- [GIVEN INFORMATION]:

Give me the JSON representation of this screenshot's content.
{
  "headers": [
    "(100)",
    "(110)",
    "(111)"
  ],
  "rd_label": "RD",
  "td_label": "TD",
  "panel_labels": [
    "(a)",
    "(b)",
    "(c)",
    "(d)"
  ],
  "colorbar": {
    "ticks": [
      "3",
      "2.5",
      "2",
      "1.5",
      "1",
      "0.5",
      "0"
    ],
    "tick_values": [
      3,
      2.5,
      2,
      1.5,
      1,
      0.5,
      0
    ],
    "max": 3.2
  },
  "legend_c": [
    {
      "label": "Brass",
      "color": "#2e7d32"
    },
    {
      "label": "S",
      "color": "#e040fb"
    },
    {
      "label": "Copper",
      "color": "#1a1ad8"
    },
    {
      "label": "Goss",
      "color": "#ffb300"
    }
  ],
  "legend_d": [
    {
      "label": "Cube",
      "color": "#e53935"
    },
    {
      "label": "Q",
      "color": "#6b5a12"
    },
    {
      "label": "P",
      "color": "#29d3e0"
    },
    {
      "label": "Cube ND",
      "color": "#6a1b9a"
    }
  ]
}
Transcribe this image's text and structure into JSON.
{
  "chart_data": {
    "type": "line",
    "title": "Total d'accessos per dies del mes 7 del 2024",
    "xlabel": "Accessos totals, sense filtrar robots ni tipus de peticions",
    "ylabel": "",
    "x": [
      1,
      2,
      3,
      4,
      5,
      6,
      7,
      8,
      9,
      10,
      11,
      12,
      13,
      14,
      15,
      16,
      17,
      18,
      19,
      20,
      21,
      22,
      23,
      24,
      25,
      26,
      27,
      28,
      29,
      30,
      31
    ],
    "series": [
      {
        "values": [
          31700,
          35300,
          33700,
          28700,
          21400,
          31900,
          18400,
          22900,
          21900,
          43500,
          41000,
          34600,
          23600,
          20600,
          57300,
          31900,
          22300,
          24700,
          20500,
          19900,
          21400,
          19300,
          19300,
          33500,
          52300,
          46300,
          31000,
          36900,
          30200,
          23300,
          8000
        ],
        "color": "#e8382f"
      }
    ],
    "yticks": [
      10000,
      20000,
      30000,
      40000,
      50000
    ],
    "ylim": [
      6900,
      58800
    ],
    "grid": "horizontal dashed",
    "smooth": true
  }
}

- [DIRECTIONS]: From the listing above, extract all records word for word.

- [WRITTEN ANSWER]:
Give me the JSON representation of this screenshot's content.
{
  "headers": [
    "(100)",
    "(110)",
    "(111)"
  ],
  "rd_label": "RD",
  "td_label": "TD",
  "panel_labels": [
    "(a)",
    "(b)",
    "(c)",
    "(d)"
  ],
  "colorbar": {
    "ticks": [
      "3",
      "2.5",
      "2",
      "1.5",
      "1",
      "0.5",
      "0"
    ],
    "tick_values": [
      3,
      2.5,
      2,
      1.5,
      1,
      0.5,
      0
    ],
    "max": 3.2
  },
  "legend_c": [
    {
      "label": "Brass",
      "color": "#2e7d32"
    },
    {
      "label": "S",
      "color": "#e040fb"
    },
    {
      "label": "Copper",
      "color": "#1a1ad8"
    },
    {
      "label": "Goss",
      "color": "#ffb300"
    }
  ],
  "legend_d": [
    {
      "label": "Cube",
      "color": "#e53935"
    },
    {
      "label": "Q",
      "color": "#6b5a12"
    },
    {
      "label": "P",
      "color": "#29d3e0"
    },
    {
      "label": "Cube ND",
      "color": "#6a1b9a"
    }
  ]
}
Transcribe this image's text and structure into JSON.
{
  "chart_data": {
    "type": "line",
    "title": "Total d'accessos per dies del mes 7 del 2024",
    "xlabel": "Accessos totals, sense filtrar robots ni tipus de peticions",
    "ylabel": "",
    "x": [
      1,
      2,
      3,
      4,
      5,
      6,
      7,
      8,
      9,
      10,
      11,
      12,
      13,
      14,
      15,
      16,
      17,
      18,
      19,
      20,
      21,
      22,
      23,
      24,
      25,
      26,
      27,
      28,
      29,
      30,
      31
    ],
    "series": [
      {
        "values": [
          31700,
          35300,
          33700,
          28700,
          21400,
          31900,
          18400,
          22900,
          21900,
          43500,
          41000,
          34600,
          23600,
          20600,
          57300,
          31900,
          22300,
          24700,
          20500,
          19900,
          21400,
          19300,
          19300,
          33500,
          52300,
          46300,
          31000,
          36900,
          30200,
          23300,
          8000
        ],
        "color": "#e8382f"
      }
    ],
    "yticks": [
      10000,
      20000,
      30000,
      40000,
      50000
    ],
    "ylim": [
      6900,
      58800
    ],
    "grid": "horizontal dashed",
    "smooth": true
  }
}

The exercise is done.